Entries from a visual dataset
· · · ·
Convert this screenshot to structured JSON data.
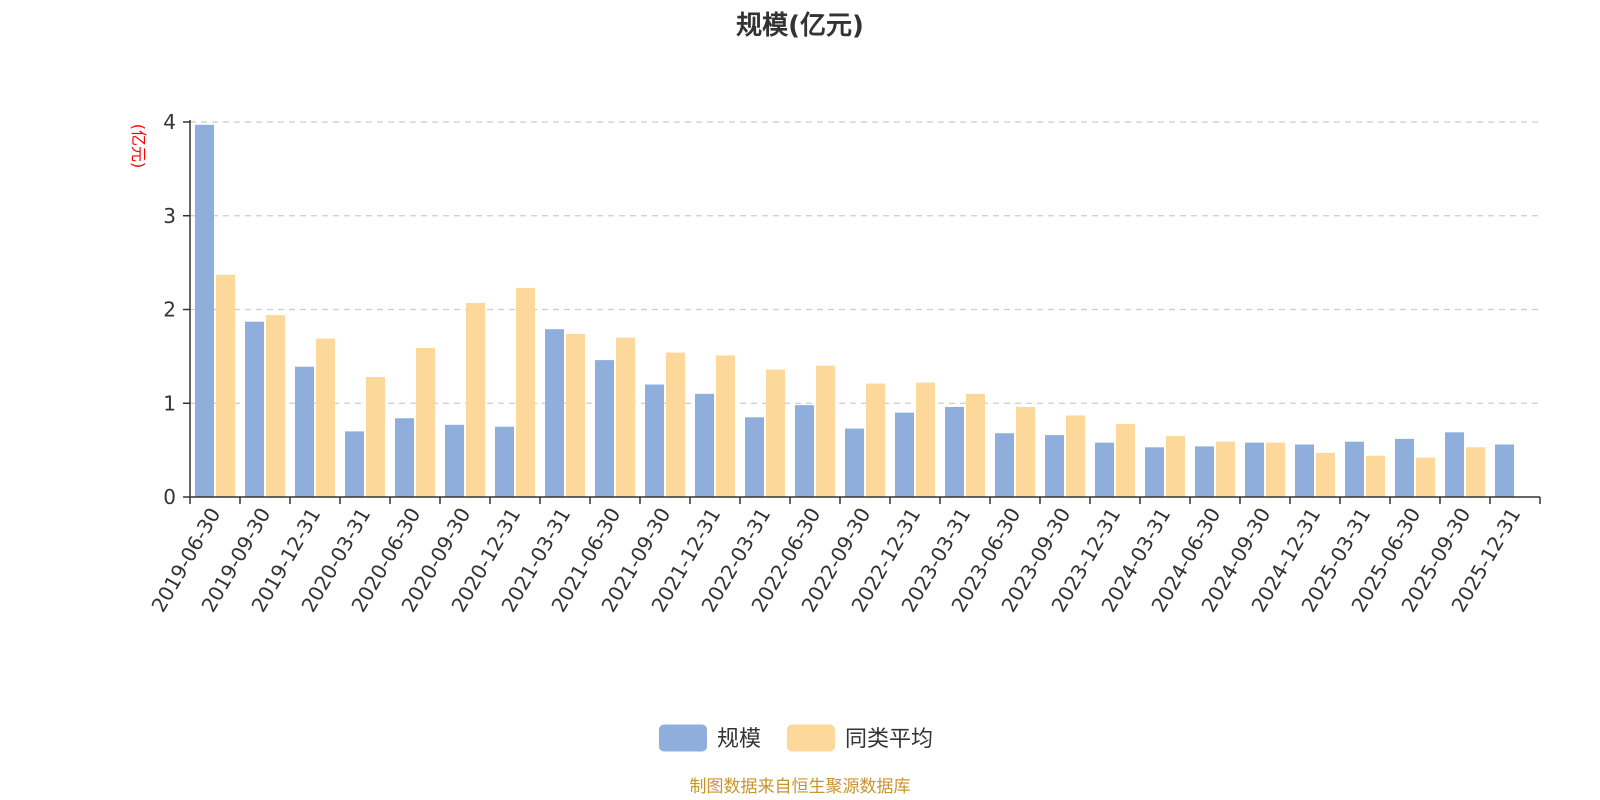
{
  "chart_data": {
    "type": "bar",
    "title": "规模(亿元)",
    "ylabel": "(亿元)",
    "xlabel": "",
    "ylim": [
      0,
      4
    ],
    "yticks": [
      0,
      1,
      2,
      3,
      4
    ],
    "grid": true,
    "legend_position": "bottom-center",
    "categories": [
      "2019-06-30",
      "2019-09-30",
      "2019-12-31",
      "2020-03-31",
      "2020-06-30",
      "2020-09-30",
      "2020-12-31",
      "2021-03-31",
      "2021-06-30",
      "2021-09-30",
      "2021-12-31",
      "2022-03-31",
      "2022-06-30",
      "2022-09-30",
      "2022-12-31",
      "2023-03-31",
      "2023-06-30",
      "2023-09-30",
      "2023-12-31",
      "2024-03-31",
      "2024-06-30",
      "2024-09-30",
      "2024-12-31",
      "2025-03-31",
      "2025-06-30",
      "2025-09-30",
      "2025-12-31"
    ],
    "series": [
      {
        "name": "规模",
        "color": "#8faedc",
        "values": [
          3.97,
          1.87,
          1.39,
          0.7,
          0.84,
          0.77,
          0.75,
          1.79,
          1.46,
          1.2,
          1.1,
          0.85,
          0.98,
          0.73,
          0.9,
          0.96,
          0.68,
          0.66,
          0.58,
          0.53,
          0.54,
          0.58,
          0.56,
          0.59,
          0.62,
          0.69,
          0.56
        ]
      },
      {
        "name": "同类平均",
        "color": "#fdd89b",
        "values": [
          2.37,
          1.94,
          1.69,
          1.28,
          1.59,
          2.07,
          2.23,
          1.74,
          1.7,
          1.54,
          1.51,
          1.36,
          1.4,
          1.21,
          1.22,
          1.1,
          0.96,
          0.87,
          0.78,
          0.65,
          0.59,
          0.58,
          0.47,
          0.44,
          0.42,
          0.53,
          null
        ]
      }
    ]
  },
  "source_note": "制图数据来自恒生聚源数据库"
}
· · · ·
**EXERCISE AIM:**
Your copy should repeat each entry above exactly but contain no pictures.

**WORKED SOLUTION:**
Convert this screenshot to structured JSON data.
{
  "chart_data": {
    "type": "bar",
    "title": "规模(亿元)",
    "ylabel": "(亿元)",
    "xlabel": "",
    "ylim": [
      0,
      4
    ],
    "yticks": [
      0,
      1,
      2,
      3,
      4
    ],
    "grid": true,
    "legend_position": "bottom-center",
    "categories": [
      "2019-06-30",
      "2019-09-30",
      "2019-12-31",
      "2020-03-31",
      "2020-06-30",
      "2020-09-30",
      "2020-12-31",
      "2021-03-31",
      "2021-06-30",
      "2021-09-30",
      "2021-12-31",
      "2022-03-31",
      "2022-06-30",
      "2022-09-30",
      "2022-12-31",
      "2023-03-31",
      "2023-06-30",
      "2023-09-30",
      "2023-12-31",
      "2024-03-31",
      "2024-06-30",
      "2024-09-30",
      "2024-12-31",
      "2025-03-31",
      "2025-06-30",
      "2025-09-30",
      "2025-12-31"
    ],
    "series": [
      {
        "name": "规模",
        "color": "#8faedc",
        "values": [
          3.97,
          1.87,
          1.39,
          0.7,
          0.84,
          0.77,
          0.75,
          1.79,
          1.46,
          1.2,
          1.1,
          0.85,
          0.98,
          0.73,
          0.9,
          0.96,
          0.68,
          0.66,
          0.58,
          0.53,
          0.54,
          0.58,
          0.56,
          0.59,
          0.62,
          0.69,
          0.56
        ]
      },
      {
        "name": "同类平均",
        "color": "#fdd89b",
        "values": [
          2.37,
          1.94,
          1.69,
          1.28,
          1.59,
          2.07,
          2.23,
          1.74,
          1.7,
          1.54,
          1.51,
          1.36,
          1.4,
          1.21,
          1.22,
          1.1,
          0.96,
          0.87,
          0.78,
          0.65,
          0.59,
          0.58,
          0.47,
          0.44,
          0.42,
          0.53,
          null
        ]
      }
    ]
  },
  "source_note": "制图数据来自恒生聚源数据库"
}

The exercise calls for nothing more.